(Task statement)
What lines of the data include the string "content"? Copy them all.

— begin Extracted records —

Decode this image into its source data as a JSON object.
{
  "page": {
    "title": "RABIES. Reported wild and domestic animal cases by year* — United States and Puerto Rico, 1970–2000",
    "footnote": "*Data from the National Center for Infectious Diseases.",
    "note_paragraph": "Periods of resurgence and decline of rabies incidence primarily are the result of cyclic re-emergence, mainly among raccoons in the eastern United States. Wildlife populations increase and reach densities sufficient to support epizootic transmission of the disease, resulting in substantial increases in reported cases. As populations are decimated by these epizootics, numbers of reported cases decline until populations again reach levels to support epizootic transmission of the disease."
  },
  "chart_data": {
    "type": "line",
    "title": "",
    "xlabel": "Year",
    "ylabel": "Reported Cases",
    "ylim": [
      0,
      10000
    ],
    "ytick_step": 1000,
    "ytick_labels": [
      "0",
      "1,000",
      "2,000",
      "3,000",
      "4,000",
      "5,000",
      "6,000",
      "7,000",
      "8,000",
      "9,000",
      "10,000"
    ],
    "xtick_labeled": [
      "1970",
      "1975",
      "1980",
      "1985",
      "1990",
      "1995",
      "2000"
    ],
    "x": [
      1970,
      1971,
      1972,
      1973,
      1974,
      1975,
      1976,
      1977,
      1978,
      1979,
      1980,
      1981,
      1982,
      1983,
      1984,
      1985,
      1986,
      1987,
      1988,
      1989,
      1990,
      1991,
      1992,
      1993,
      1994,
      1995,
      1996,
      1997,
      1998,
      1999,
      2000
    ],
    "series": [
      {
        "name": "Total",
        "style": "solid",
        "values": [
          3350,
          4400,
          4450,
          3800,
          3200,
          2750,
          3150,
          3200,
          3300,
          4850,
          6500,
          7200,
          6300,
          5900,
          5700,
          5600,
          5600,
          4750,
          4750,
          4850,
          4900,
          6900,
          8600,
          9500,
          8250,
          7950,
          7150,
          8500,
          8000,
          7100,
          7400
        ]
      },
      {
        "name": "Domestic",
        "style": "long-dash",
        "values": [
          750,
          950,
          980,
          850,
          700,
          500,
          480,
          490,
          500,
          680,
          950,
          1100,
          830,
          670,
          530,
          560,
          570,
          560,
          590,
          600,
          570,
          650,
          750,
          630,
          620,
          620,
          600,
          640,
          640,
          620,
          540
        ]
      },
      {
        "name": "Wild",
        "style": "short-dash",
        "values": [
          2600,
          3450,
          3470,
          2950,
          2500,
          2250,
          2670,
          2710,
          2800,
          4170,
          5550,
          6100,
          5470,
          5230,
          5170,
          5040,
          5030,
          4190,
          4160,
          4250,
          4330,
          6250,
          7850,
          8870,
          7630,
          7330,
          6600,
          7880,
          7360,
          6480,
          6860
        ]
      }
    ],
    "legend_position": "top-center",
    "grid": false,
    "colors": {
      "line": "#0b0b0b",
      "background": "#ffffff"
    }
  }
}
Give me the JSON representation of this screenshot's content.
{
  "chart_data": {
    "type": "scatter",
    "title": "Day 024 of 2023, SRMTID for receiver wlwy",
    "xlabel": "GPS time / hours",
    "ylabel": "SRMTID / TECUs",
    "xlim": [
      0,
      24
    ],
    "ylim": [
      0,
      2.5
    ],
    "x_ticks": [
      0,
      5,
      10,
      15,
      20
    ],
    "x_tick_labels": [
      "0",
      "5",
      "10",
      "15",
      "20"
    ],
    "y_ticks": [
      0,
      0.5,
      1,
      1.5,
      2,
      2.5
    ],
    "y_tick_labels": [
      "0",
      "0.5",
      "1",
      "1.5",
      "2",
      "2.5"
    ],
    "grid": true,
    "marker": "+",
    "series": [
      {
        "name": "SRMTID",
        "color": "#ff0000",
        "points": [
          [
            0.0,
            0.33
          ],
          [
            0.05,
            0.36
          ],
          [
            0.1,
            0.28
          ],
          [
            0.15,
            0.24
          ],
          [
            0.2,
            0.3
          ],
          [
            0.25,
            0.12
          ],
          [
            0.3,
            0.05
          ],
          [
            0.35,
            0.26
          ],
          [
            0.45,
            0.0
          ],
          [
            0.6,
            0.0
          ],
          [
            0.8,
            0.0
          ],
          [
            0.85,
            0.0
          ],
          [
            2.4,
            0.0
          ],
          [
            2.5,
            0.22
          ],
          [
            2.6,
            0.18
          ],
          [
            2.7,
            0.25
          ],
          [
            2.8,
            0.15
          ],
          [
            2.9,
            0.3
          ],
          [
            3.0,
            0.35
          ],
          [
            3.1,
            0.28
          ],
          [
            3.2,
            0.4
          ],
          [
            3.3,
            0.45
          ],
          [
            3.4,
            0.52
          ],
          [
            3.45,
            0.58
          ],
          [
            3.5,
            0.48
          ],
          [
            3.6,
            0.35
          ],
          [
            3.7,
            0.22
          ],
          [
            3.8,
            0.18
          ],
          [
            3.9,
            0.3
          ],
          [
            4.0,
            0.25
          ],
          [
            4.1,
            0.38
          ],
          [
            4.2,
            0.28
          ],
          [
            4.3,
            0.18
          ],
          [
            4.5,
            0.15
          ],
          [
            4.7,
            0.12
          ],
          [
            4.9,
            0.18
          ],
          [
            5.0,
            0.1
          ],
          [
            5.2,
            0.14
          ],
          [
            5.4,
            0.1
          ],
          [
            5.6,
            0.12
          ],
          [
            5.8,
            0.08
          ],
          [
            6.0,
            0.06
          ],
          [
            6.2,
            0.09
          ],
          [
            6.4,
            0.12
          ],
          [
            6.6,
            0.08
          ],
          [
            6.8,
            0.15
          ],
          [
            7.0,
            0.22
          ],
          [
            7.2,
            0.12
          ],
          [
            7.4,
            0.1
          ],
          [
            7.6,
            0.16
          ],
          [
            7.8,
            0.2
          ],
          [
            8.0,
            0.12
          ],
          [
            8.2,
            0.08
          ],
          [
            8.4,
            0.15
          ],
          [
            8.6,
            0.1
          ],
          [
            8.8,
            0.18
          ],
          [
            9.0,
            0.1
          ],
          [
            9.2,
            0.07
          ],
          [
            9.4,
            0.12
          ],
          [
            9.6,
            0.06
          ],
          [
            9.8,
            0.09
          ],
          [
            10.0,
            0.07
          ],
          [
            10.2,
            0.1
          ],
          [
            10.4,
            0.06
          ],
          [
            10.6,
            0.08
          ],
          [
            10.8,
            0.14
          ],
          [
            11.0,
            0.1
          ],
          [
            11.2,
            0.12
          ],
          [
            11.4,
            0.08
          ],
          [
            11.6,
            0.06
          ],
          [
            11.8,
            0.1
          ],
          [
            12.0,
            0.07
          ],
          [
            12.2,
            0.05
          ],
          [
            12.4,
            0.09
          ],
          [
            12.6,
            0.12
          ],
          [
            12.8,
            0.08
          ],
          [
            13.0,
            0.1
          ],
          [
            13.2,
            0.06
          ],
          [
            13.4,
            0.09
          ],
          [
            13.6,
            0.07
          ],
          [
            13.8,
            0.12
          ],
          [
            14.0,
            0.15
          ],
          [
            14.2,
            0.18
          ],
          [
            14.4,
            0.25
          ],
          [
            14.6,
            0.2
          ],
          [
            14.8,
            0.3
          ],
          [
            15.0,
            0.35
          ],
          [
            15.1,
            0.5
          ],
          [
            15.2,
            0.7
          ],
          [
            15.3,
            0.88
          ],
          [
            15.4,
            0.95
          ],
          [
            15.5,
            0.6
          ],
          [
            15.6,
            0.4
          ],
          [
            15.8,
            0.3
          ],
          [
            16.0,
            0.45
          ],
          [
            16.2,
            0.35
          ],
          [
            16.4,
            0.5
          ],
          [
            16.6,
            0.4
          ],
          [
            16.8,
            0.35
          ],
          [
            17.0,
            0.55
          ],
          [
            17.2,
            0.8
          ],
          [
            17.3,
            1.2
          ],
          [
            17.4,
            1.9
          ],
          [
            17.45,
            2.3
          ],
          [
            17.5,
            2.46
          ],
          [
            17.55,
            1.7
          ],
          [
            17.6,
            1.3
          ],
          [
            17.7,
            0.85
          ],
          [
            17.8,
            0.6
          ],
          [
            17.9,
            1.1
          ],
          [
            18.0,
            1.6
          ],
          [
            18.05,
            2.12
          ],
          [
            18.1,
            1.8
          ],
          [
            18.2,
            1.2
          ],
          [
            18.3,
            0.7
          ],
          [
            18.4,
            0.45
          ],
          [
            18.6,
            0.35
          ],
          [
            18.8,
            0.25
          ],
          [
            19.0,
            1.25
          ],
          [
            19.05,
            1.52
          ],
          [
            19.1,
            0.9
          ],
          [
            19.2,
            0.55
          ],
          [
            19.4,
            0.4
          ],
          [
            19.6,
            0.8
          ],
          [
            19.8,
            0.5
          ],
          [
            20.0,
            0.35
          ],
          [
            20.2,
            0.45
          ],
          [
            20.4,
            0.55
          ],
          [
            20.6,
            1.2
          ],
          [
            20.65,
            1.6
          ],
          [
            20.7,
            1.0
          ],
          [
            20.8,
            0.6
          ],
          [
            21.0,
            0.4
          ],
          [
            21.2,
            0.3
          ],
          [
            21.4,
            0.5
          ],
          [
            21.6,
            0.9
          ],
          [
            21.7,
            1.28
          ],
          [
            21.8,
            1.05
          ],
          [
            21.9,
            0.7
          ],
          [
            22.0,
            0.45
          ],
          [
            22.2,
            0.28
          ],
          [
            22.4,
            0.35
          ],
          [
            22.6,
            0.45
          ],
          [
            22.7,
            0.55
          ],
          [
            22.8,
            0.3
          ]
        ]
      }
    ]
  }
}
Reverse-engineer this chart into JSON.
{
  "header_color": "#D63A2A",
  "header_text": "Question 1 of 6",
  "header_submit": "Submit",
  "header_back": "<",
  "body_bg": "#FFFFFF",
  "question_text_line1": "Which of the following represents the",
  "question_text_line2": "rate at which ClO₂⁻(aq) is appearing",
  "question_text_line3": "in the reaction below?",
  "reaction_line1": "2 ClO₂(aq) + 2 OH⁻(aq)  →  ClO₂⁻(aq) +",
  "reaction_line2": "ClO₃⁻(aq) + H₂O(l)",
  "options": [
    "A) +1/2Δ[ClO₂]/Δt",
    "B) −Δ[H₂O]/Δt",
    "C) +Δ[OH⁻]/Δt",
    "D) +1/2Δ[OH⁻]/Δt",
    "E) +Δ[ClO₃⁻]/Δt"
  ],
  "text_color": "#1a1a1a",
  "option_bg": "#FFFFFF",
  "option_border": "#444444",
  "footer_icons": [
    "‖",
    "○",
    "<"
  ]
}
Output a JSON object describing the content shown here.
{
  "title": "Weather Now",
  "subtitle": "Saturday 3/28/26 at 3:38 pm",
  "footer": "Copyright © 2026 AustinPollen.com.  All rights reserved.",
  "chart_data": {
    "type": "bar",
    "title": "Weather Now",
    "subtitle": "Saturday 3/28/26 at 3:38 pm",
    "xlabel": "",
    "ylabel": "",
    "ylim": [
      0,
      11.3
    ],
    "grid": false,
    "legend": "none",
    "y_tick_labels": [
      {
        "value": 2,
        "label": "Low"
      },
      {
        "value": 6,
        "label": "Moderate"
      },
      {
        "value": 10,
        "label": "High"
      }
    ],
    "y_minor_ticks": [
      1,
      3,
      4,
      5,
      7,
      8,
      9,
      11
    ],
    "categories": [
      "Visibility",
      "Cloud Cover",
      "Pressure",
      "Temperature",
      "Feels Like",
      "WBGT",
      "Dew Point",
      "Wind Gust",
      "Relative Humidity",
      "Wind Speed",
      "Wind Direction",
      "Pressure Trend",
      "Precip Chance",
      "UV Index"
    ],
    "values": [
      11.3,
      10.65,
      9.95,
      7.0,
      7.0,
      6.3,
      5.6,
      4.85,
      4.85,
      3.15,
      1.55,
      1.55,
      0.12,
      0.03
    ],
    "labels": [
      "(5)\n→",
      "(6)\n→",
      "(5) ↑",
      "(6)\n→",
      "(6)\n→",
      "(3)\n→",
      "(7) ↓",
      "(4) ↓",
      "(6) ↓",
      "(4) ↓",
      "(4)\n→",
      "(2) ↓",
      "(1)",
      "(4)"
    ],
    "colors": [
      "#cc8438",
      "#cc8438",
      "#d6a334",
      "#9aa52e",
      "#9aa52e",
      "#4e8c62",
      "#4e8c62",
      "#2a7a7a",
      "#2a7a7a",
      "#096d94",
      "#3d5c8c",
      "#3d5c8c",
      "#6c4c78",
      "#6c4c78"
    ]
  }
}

— end Extracted records —

(Answer to the problem)
Give me the JSON representation of this screenshot's content.
Output a JSON object describing the content shown here.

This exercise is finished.